_SUPPLIED RECORDS_:

⁂

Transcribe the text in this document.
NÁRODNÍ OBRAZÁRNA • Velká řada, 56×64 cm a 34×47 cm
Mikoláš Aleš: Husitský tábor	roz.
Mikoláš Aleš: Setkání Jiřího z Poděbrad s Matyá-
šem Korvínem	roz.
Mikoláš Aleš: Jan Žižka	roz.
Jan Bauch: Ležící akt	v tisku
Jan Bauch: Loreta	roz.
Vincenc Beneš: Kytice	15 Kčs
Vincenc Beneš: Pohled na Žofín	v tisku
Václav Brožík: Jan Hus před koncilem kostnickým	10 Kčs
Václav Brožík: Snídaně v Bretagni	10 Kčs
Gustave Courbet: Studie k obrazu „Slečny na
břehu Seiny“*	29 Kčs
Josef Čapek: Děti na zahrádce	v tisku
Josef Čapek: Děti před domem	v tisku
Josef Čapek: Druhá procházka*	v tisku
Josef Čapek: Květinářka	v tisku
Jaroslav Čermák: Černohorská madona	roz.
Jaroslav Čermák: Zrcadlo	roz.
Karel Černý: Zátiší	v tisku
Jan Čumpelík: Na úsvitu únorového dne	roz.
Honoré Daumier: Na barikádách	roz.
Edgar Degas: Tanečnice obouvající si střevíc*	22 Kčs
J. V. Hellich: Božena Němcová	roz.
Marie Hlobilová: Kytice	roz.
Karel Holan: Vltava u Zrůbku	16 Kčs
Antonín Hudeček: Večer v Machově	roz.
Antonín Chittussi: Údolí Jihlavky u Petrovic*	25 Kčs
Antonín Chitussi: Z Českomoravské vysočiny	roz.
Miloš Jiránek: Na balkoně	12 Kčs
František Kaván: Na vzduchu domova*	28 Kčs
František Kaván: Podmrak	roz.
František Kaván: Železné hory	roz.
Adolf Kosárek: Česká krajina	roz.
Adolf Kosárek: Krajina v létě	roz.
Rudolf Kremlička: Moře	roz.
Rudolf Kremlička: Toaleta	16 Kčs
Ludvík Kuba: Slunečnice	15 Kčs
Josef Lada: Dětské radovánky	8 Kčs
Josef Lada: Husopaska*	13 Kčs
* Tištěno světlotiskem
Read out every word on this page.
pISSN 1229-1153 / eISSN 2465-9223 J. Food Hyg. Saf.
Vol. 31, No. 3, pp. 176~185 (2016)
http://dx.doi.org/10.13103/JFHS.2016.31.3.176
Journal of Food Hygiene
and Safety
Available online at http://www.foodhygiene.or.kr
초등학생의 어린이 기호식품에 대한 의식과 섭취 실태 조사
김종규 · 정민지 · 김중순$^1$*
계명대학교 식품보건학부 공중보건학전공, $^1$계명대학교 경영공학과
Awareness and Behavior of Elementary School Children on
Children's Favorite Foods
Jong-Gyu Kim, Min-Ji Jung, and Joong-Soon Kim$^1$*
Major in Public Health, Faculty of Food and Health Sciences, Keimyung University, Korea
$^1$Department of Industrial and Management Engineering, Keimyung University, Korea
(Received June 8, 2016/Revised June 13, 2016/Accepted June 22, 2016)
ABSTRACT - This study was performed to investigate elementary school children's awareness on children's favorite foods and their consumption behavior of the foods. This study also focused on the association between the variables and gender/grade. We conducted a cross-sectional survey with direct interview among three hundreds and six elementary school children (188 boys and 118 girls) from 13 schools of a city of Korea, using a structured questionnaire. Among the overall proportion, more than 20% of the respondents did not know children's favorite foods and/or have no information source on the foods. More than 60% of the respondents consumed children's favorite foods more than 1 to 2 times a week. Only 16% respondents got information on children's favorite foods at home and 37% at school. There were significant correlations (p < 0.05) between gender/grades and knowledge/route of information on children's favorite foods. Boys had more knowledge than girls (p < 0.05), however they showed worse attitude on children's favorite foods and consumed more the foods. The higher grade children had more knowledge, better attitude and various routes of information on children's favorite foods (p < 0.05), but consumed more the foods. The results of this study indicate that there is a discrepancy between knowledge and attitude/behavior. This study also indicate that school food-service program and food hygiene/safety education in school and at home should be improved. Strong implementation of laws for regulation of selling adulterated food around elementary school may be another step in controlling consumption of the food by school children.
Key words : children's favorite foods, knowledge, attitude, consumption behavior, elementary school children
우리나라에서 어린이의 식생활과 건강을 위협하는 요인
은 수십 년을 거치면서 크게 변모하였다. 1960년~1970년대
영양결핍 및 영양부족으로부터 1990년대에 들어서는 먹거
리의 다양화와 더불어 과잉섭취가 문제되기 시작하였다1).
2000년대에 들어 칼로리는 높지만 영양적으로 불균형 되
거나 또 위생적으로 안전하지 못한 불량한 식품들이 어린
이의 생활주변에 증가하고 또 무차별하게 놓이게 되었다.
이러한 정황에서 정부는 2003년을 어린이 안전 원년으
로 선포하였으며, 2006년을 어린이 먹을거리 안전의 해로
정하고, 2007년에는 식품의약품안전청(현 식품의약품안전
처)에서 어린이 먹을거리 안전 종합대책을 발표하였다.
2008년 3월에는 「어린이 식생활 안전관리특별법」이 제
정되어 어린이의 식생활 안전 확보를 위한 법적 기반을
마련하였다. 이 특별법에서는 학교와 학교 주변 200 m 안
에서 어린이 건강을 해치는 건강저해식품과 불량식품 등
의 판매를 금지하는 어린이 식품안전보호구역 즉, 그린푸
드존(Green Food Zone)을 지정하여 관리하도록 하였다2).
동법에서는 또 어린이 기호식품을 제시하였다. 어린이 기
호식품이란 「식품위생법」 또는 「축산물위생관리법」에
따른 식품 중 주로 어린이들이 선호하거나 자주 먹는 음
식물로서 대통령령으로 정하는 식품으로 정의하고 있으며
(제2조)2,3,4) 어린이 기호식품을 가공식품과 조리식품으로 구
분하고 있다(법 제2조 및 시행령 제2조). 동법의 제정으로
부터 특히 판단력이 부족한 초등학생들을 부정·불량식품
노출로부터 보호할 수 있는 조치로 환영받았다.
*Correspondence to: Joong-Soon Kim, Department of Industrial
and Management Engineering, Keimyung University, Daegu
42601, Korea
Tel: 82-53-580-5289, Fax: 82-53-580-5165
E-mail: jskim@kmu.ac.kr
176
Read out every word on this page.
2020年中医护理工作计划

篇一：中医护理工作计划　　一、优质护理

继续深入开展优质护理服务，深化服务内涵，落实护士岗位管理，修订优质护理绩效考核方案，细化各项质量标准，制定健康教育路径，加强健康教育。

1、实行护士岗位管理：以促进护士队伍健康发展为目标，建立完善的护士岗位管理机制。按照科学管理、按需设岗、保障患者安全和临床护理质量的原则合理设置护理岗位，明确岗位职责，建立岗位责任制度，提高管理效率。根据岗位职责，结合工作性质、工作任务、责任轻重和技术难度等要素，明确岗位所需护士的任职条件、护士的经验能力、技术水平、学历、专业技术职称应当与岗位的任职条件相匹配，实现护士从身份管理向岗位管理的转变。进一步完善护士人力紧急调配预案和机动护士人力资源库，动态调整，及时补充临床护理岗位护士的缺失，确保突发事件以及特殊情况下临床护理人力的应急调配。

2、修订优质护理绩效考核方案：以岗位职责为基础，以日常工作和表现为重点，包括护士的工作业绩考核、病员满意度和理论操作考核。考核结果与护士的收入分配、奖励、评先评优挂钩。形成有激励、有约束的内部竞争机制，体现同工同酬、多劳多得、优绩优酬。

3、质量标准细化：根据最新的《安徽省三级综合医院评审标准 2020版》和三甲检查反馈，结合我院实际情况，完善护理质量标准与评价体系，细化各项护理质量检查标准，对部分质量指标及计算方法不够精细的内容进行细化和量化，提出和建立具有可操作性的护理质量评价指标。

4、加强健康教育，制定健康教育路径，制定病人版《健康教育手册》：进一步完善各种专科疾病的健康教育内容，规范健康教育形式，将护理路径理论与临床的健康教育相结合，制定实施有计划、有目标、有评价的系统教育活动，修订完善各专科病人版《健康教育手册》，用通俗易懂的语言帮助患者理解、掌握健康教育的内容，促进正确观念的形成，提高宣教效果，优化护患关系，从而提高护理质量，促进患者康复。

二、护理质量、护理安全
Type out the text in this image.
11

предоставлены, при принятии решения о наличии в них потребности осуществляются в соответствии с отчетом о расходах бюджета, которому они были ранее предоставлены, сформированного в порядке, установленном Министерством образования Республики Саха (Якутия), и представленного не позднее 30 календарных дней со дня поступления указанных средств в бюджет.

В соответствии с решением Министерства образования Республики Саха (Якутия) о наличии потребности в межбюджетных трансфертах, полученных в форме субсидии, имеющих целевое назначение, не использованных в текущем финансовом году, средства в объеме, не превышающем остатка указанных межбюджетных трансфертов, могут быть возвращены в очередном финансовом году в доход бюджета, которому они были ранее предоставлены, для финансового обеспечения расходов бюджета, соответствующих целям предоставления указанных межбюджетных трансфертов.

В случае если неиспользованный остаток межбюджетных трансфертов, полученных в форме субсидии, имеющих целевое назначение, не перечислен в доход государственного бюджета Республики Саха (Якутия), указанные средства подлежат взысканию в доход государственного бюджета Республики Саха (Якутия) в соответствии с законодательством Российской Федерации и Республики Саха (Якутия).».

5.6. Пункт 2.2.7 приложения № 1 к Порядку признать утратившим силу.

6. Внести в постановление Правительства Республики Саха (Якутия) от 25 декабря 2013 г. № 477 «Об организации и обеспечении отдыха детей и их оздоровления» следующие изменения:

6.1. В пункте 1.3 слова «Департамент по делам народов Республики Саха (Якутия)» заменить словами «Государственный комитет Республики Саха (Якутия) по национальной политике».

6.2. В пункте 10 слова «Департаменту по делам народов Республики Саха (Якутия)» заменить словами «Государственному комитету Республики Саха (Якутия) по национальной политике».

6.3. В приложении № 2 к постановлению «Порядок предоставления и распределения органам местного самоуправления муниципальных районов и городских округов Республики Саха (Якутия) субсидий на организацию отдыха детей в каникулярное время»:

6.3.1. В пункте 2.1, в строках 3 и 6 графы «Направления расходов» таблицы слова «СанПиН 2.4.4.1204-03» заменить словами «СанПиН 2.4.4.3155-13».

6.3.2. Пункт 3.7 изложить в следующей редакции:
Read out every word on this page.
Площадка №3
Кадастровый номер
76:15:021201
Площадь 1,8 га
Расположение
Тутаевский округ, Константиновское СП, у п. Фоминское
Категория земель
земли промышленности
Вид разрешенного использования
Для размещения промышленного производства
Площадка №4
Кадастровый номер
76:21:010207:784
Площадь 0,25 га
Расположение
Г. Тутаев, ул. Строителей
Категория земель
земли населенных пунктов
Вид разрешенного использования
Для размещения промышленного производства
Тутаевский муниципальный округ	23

⁂

_TASK DESCRIPTION_: For the data above, state only how many lines include the word "Adolf".

_REPLY_: 2